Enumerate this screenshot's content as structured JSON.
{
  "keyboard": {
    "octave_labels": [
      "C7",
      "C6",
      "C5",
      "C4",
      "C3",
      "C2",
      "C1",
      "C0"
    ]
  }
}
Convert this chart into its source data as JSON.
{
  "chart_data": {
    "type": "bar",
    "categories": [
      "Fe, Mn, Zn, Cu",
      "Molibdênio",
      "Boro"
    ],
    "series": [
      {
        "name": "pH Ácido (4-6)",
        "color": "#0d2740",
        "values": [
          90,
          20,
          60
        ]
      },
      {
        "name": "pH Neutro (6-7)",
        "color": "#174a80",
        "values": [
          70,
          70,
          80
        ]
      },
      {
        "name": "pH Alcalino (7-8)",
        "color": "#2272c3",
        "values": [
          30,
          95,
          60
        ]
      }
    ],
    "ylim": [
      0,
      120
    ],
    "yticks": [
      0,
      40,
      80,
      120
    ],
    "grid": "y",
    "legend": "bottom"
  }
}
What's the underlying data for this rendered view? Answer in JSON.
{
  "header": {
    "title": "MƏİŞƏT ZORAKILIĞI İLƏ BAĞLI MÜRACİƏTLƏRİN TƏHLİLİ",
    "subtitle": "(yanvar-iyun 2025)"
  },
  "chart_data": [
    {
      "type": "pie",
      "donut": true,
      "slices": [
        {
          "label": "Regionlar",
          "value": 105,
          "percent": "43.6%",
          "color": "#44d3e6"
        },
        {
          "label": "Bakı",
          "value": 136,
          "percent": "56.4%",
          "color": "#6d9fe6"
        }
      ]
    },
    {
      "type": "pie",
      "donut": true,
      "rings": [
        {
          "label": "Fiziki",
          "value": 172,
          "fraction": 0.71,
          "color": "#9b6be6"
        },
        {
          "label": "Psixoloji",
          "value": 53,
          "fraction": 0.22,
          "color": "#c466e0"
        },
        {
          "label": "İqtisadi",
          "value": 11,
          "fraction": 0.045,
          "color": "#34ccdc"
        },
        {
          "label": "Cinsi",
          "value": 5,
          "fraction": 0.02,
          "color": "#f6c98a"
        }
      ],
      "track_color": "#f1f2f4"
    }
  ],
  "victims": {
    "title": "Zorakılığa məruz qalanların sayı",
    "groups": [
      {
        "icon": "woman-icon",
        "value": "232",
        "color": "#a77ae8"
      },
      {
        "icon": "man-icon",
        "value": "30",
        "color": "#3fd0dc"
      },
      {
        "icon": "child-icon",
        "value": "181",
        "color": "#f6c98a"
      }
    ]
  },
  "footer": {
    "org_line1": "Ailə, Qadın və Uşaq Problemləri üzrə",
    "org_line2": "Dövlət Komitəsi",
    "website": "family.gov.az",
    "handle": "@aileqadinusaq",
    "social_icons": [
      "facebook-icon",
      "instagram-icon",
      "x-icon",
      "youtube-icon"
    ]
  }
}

————————

Challenge |
Reproduce the data shown above exactly.

Result |
Enumerate this screenshot's content as structured JSON.
{
  "keyboard": {
    "octave_labels": [
      "C7",
      "C6",
      "C5",
      "C4",
      "C3",
      "C2",
      "C1",
      "C0"
    ]
  }
}
Convert this chart into its source data as JSON.
{
  "chart_data": {
    "type": "bar",
    "categories": [
      "Fe, Mn, Zn, Cu",
      "Molibdênio",
      "Boro"
    ],
    "series": [
      {
        "name": "pH Ácido (4-6)",
        "color": "#0d2740",
        "values": [
          90,
          20,
          60
        ]
      },
      {
        "name": "pH Neutro (6-7)",
        "color": "#174a80",
        "values": [
          70,
          70,
          80
        ]
      },
      {
        "name": "pH Alcalino (7-8)",
        "color": "#2272c3",
        "values": [
          30,
          95,
          60
        ]
      }
    ],
    "ylim": [
      0,
      120
    ],
    "yticks": [
      0,
      40,
      80,
      120
    ],
    "grid": "y",
    "legend": "bottom"
  }
}
What's the underlying data for this rendered view? Answer in JSON.
{
  "header": {
    "title": "MƏİŞƏT ZORAKILIĞI İLƏ BAĞLI MÜRACİƏTLƏRİN TƏHLİLİ",
    "subtitle": "(yanvar-iyun 2025)"
  },
  "chart_data": [
    {
      "type": "pie",
      "donut": true,
      "slices": [
        {
          "label": "Regionlar",
          "value": 105,
          "percent": "43.6%",
          "color": "#44d3e6"
        },
        {
          "label": "Bakı",
          "value": 136,
          "percent": "56.4%",
          "color": "#6d9fe6"
        }
      ]
    },
    {
      "type": "pie",
      "donut": true,
      "rings": [
        {
          "label": "Fiziki",
          "value": 172,
          "fraction": 0.71,
          "color": "#9b6be6"
        },
        {
          "label": "Psixoloji",
          "value": 53,
          "fraction": 0.22,
          "color": "#c466e0"
        },
        {
          "label": "İqtisadi",
          "value": 11,
          "fraction": 0.045,
          "color": "#34ccdc"
        },
        {
          "label": "Cinsi",
          "value": 5,
          "fraction": 0.02,
          "color": "#f6c98a"
        }
      ],
      "track_color": "#f1f2f4"
    }
  ],
  "victims": {
    "title": "Zorakılığa məruz qalanların sayı",
    "groups": [
      {
        "icon": "woman-icon",
        "value": "232",
        "color": "#a77ae8"
      },
      {
        "icon": "man-icon",
        "value": "30",
        "color": "#3fd0dc"
      },
      {
        "icon": "child-icon",
        "value": "181",
        "color": "#f6c98a"
      }
    ]
  },
  "footer": {
    "org_line1": "Ailə, Qadın və Uşaq Problemləri üzrə",
    "org_line2": "Dövlət Komitəsi",
    "website": "family.gov.az",
    "handle": "@aileqadinusaq",
    "social_icons": [
      "facebook-icon",
      "instagram-icon",
      "x-icon",
      "youtube-icon"
    ]
  }
}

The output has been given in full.